Reproduce every line of the data below verbatim, preserving the original order and formatting.

=======

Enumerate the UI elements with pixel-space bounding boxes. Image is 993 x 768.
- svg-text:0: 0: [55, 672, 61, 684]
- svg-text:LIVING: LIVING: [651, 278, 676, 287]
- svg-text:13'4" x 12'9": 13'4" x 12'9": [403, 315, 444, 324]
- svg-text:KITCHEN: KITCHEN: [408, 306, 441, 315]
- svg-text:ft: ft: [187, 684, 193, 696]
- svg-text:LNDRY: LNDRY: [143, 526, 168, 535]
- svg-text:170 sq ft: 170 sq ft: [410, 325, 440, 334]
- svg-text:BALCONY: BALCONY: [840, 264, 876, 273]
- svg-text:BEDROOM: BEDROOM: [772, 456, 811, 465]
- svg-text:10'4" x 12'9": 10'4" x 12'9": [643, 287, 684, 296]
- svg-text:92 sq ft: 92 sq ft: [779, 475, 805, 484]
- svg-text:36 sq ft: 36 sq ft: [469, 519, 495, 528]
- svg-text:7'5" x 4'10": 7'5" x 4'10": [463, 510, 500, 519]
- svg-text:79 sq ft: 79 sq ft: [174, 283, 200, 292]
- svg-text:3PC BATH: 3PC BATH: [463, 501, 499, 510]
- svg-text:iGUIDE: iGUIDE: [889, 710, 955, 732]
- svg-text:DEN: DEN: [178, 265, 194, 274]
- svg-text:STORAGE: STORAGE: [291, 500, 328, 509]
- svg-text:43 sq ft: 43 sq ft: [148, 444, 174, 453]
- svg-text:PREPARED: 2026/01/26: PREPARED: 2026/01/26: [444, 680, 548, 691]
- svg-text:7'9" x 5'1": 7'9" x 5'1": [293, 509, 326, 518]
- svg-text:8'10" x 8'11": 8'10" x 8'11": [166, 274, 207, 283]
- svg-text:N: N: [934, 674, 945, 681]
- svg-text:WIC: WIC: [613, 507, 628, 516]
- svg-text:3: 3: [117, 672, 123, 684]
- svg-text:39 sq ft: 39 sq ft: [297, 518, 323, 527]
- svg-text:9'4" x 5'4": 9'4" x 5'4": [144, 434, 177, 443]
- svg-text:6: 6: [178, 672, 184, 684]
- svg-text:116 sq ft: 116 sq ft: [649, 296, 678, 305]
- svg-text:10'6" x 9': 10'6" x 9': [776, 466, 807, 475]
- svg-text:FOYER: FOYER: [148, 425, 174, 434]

=======

→ **Problem solution**:
Enumerate the UI elements with pixel-space bounding boxes. Image is 993 x 768.
- svg-text:0: 0: [55, 672, 61, 684]
- svg-text:LIVING: LIVING: [651, 278, 676, 287]
- svg-text:13'4" x 12'9": 13'4" x 12'9": [403, 315, 444, 324]
- svg-text:KITCHEN: KITCHEN: [408, 306, 441, 315]
- svg-text:ft: ft: [187, 684, 193, 696]
- svg-text:LNDRY: LNDRY: [143, 526, 168, 535]
- svg-text:170 sq ft: 170 sq ft: [410, 325, 440, 334]
- svg-text:BALCONY: BALCONY: [840, 264, 876, 273]
- svg-text:BEDROOM: BEDROOM: [772, 456, 811, 465]
- svg-text:10'4" x 12'9": 10'4" x 12'9": [643, 287, 684, 296]
- svg-text:92 sq ft: 92 sq ft: [779, 475, 805, 484]
- svg-text:36 sq ft: 36 sq ft: [469, 519, 495, 528]
- svg-text:7'5" x 4'10": 7'5" x 4'10": [463, 510, 500, 519]
- svg-text:79 sq ft: 79 sq ft: [174, 283, 200, 292]
- svg-text:3PC BATH: 3PC BATH: [463, 501, 499, 510]
- svg-text:iGUIDE: iGUIDE: [889, 710, 955, 732]
- svg-text:DEN: DEN: [178, 265, 194, 274]
- svg-text:STORAGE: STORAGE: [291, 500, 328, 509]
- svg-text:43 sq ft: 43 sq ft: [148, 444, 174, 453]
- svg-text:PREPARED: 2026/01/26: PREPARED: 2026/01/26: [444, 680, 548, 691]
- svg-text:7'9" x 5'1": 7'9" x 5'1": [293, 509, 326, 518]
- svg-text:8'10" x 8'11": 8'10" x 8'11": [166, 274, 207, 283]
- svg-text:N: N: [934, 674, 945, 681]
- svg-text:WIC: WIC: [613, 507, 628, 516]
- svg-text:3: 3: [117, 672, 123, 684]
- svg-text:39 sq ft: 39 sq ft: [297, 518, 323, 527]
- svg-text:9'4" x 5'4": 9'4" x 5'4": [144, 434, 177, 443]
- svg-text:6: 6: [178, 672, 184, 684]
- svg-text:116 sq ft: 116 sq ft: [649, 296, 678, 305]
- svg-text:10'6" x 9': 10'6" x 9': [776, 466, 807, 475]
- svg-text:FOYER: FOYER: [148, 425, 174, 434]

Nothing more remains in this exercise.